THE REQUEST → Count the lines below that contain the word "descomplica" and give only the number.

--- SUPPLIED RECORDS ---

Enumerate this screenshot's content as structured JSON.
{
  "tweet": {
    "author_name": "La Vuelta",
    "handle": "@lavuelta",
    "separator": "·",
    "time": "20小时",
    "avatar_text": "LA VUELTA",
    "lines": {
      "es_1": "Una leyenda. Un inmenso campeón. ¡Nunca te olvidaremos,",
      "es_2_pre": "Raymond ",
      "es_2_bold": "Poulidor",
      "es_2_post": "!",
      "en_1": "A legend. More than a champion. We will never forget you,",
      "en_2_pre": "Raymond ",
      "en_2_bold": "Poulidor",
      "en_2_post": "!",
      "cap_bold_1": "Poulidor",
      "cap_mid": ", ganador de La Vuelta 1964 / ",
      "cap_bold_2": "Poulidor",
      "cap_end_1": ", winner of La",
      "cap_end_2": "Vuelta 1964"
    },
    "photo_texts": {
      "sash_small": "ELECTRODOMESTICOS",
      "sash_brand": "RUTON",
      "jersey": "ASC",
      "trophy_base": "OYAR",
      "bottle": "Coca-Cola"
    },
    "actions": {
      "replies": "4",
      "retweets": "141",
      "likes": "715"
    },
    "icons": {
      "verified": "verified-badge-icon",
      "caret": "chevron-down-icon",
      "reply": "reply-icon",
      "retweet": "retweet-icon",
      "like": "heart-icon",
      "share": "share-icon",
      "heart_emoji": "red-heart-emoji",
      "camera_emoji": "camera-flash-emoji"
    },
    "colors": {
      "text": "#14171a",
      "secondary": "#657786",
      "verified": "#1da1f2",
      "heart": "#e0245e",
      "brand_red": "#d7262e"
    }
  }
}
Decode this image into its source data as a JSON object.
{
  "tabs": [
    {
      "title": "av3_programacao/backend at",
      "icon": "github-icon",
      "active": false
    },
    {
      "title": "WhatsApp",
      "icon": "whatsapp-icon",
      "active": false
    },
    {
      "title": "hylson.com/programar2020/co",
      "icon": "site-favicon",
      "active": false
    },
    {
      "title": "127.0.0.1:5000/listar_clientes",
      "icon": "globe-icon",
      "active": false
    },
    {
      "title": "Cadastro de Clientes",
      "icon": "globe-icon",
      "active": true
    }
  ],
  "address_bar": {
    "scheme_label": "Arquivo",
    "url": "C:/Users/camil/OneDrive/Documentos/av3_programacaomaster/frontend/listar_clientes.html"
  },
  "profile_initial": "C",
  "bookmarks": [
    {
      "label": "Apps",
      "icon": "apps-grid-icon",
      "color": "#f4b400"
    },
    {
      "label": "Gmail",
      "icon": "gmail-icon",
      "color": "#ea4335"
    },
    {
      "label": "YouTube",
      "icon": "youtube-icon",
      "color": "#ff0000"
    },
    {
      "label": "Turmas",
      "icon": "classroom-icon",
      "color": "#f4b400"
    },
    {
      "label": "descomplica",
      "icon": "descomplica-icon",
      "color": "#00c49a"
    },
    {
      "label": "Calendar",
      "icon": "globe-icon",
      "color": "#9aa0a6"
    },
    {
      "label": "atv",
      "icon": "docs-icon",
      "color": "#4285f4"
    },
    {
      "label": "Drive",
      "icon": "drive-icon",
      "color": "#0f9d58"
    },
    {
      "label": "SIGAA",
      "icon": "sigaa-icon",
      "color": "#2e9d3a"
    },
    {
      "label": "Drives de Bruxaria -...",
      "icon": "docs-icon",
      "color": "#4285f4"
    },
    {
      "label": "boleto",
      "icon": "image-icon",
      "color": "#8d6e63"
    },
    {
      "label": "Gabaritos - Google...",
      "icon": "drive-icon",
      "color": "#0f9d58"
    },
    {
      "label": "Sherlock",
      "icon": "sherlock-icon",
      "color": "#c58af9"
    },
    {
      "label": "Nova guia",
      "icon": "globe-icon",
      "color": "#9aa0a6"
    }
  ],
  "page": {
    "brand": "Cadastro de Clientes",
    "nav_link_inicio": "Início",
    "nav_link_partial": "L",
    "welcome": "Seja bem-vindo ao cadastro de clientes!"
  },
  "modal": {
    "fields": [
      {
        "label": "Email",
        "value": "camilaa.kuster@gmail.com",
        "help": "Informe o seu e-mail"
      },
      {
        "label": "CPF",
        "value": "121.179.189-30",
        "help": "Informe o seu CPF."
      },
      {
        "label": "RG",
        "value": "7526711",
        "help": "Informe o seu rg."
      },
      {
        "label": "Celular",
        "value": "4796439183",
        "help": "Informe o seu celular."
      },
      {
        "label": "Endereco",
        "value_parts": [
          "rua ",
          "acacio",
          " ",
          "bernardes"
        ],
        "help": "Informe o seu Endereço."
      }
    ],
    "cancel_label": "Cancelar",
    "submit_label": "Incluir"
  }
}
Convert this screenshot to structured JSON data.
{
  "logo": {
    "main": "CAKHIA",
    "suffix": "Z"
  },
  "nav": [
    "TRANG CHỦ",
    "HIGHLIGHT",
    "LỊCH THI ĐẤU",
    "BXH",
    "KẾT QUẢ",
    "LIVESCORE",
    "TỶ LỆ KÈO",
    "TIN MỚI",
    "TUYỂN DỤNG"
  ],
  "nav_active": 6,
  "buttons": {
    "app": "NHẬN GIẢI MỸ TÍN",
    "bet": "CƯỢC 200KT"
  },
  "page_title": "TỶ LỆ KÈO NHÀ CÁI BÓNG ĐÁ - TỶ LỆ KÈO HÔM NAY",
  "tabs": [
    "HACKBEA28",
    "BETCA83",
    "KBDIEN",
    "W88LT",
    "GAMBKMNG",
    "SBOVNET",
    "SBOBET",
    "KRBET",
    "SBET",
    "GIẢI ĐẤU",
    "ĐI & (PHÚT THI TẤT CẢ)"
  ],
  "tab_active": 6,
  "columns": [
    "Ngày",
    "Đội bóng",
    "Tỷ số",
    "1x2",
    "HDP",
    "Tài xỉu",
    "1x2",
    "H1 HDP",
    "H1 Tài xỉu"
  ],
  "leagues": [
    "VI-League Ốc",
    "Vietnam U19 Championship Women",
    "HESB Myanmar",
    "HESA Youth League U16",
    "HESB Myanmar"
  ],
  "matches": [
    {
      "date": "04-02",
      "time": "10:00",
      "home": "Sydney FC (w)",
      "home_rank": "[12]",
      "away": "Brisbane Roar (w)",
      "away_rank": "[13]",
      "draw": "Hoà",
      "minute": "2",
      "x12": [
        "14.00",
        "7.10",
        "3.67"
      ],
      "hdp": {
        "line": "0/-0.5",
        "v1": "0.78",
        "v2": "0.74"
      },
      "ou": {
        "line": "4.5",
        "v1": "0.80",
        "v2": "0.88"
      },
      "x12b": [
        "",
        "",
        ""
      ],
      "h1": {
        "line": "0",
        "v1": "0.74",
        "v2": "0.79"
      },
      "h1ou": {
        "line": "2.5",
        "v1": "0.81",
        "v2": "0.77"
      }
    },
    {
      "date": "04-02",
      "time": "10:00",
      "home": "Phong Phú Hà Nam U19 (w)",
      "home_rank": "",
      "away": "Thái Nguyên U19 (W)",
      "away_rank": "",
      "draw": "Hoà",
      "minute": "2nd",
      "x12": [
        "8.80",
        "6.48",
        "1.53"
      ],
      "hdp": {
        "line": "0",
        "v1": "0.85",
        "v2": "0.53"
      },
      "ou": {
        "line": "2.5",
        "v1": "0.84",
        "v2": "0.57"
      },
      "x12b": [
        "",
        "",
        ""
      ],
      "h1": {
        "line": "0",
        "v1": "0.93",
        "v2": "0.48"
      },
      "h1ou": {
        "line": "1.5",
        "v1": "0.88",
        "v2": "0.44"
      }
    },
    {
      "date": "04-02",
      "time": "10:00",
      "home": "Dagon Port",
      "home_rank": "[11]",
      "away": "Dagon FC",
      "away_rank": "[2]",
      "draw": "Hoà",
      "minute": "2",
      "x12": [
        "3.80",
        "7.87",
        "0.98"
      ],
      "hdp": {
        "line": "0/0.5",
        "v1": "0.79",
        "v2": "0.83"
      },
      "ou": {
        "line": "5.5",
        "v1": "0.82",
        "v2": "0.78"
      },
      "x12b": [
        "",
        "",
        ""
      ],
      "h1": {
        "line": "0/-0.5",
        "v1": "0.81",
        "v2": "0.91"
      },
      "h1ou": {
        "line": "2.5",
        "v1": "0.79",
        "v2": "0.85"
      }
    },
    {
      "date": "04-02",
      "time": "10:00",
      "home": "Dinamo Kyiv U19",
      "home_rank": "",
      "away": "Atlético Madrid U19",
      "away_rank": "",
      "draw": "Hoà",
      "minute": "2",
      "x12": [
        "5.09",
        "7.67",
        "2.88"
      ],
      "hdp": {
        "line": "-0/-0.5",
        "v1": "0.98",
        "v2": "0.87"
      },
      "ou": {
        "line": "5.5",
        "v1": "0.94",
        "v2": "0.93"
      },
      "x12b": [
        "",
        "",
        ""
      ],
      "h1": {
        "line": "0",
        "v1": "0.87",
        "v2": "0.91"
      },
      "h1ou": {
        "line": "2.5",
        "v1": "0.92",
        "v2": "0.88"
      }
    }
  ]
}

---

COMPLETE ANSWER → 2